[START Data rows]

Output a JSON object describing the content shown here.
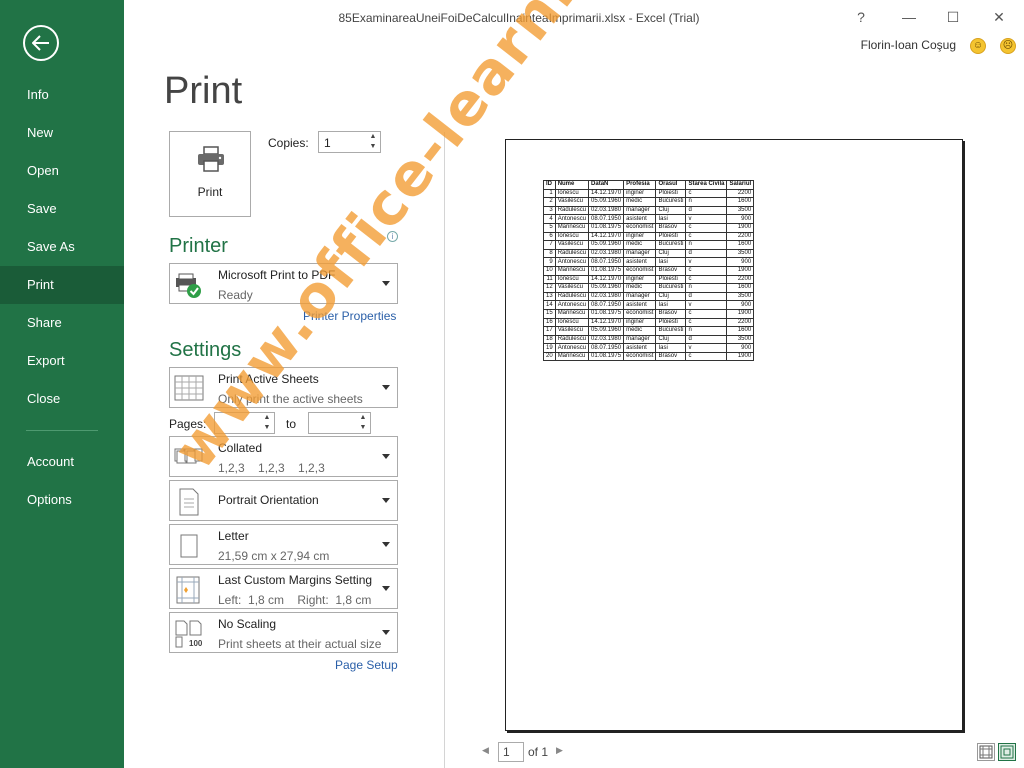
{
  "window": {
    "title": "85ExaminareaUneiFoiDeCalculInainteaImprimarii.xlsx - Excel (Trial)",
    "help": "?",
    "minimize": "—",
    "maximize": "☐",
    "close": "✕",
    "user": "Florin-Ioan Coşug"
  },
  "sidebar": {
    "items": [
      {
        "label": "Info"
      },
      {
        "label": "New"
      },
      {
        "label": "Open"
      },
      {
        "label": "Save"
      },
      {
        "label": "Save As"
      },
      {
        "label": "Print"
      },
      {
        "label": "Share"
      },
      {
        "label": "Export"
      },
      {
        "label": "Close"
      },
      {
        "label": "Account"
      },
      {
        "label": "Options"
      }
    ],
    "active": "Print"
  },
  "print": {
    "title": "Print",
    "button_label": "Print",
    "copies_label": "Copies:",
    "copies_value": "1"
  },
  "printer": {
    "heading": "Printer",
    "name": "Microsoft Print to PDF",
    "status": "Ready",
    "properties_link": "Printer Properties"
  },
  "settings": {
    "heading": "Settings",
    "what": {
      "title": "Print Active Sheets",
      "subtitle": "Only print the active sheets"
    },
    "pages_label": "Pages:",
    "to_label": "to",
    "collate": {
      "title": "Collated",
      "subtitle": "1,2,3    1,2,3    1,2,3"
    },
    "orientation": {
      "title": "Portrait Orientation"
    },
    "paper": {
      "title": "Letter",
      "subtitle": "21,59 cm x 27,94 cm"
    },
    "margins": {
      "title": "Last Custom Margins Setting",
      "subtitle": "Left:  1,8 cm    Right:  1,8 cm"
    },
    "scaling": {
      "title": "No Scaling",
      "subtitle": "Print sheets at their actual size",
      "icon_text": "100"
    },
    "page_setup_link": "Page Setup"
  },
  "preview": {
    "headers": [
      "ID",
      "Nume",
      "DataN",
      "Profesia",
      "Orasul",
      "Starea Civila",
      "Salariul"
    ],
    "rows": [
      [
        "1",
        "Ionescu",
        "14.12.1970",
        "inginer",
        "Ploiesti",
        "c",
        "2200"
      ],
      [
        "2",
        "Vasilescu",
        "05.09.1960",
        "medic",
        "Bucuresti",
        "n",
        "1600"
      ],
      [
        "3",
        "Radulescu",
        "02.03.1980",
        "manager",
        "Cluj",
        "d",
        "3500"
      ],
      [
        "4",
        "Antonescu",
        "08.07.1950",
        "asistent",
        "Iasi",
        "v",
        "900"
      ],
      [
        "5",
        "Marinescu",
        "01.08.1975",
        "economist",
        "Brasov",
        "c",
        "1900"
      ],
      [
        "6",
        "Ionescu",
        "14.12.1970",
        "inginer",
        "Ploiesti",
        "c",
        "2200"
      ],
      [
        "7",
        "Vasilescu",
        "05.09.1960",
        "medic",
        "Bucuresti",
        "n",
        "1600"
      ],
      [
        "8",
        "Radulescu",
        "02.03.1980",
        "manager",
        "Cluj",
        "d",
        "3500"
      ],
      [
        "9",
        "Antonescu",
        "08.07.1950",
        "asistent",
        "Iasi",
        "v",
        "900"
      ],
      [
        "10",
        "Marinescu",
        "01.08.1975",
        "economist",
        "Brasov",
        "c",
        "1900"
      ],
      [
        "11",
        "Ionescu",
        "14.12.1970",
        "inginer",
        "Ploiesti",
        "c",
        "2200"
      ],
      [
        "12",
        "Vasilescu",
        "05.09.1960",
        "medic",
        "Bucuresti",
        "n",
        "1600"
      ],
      [
        "13",
        "Radulescu",
        "02.03.1980",
        "manager",
        "Cluj",
        "d",
        "3500"
      ],
      [
        "14",
        "Antonescu",
        "08.07.1950",
        "asistent",
        "Iasi",
        "v",
        "900"
      ],
      [
        "15",
        "Marinescu",
        "01.08.1975",
        "economist",
        "Brasov",
        "c",
        "1900"
      ],
      [
        "16",
        "Ionescu",
        "14.12.1970",
        "inginer",
        "Ploiesti",
        "c",
        "2200"
      ],
      [
        "17",
        "Vasilescu",
        "05.09.1960",
        "medic",
        "Bucuresti",
        "n",
        "1600"
      ],
      [
        "18",
        "Radulescu",
        "02.03.1980",
        "manager",
        "Cluj",
        "d",
        "3500"
      ],
      [
        "19",
        "Antonescu",
        "08.07.1950",
        "asistent",
        "Iasi",
        "v",
        "900"
      ],
      [
        "20",
        "Marinescu",
        "01.08.1975",
        "economist",
        "Brasov",
        "c",
        "1900"
      ]
    ],
    "watermark": "www.office-learning.ro"
  },
  "pager": {
    "current": "1",
    "of_text": "of 1"
  },
  "colors": {
    "accent": "#217346",
    "link": "#2a5fa8",
    "watermark": "#f39c32"
  }
}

[END Data rows]

■ Directions for this task
Select and copy every line of the listing with the word "subtitle".

■ Solved exercise
      "subtitle": "Only print the active sheets"
      "subtitle": "1,2,3    1,2,3    1,2,3"
      "subtitle": "21,59 cm x 27,94 cm"
      "subtitle": "Left:  1,8 cm    Right:  1,8 cm"
      "subtitle": "Print sheets at their actual size",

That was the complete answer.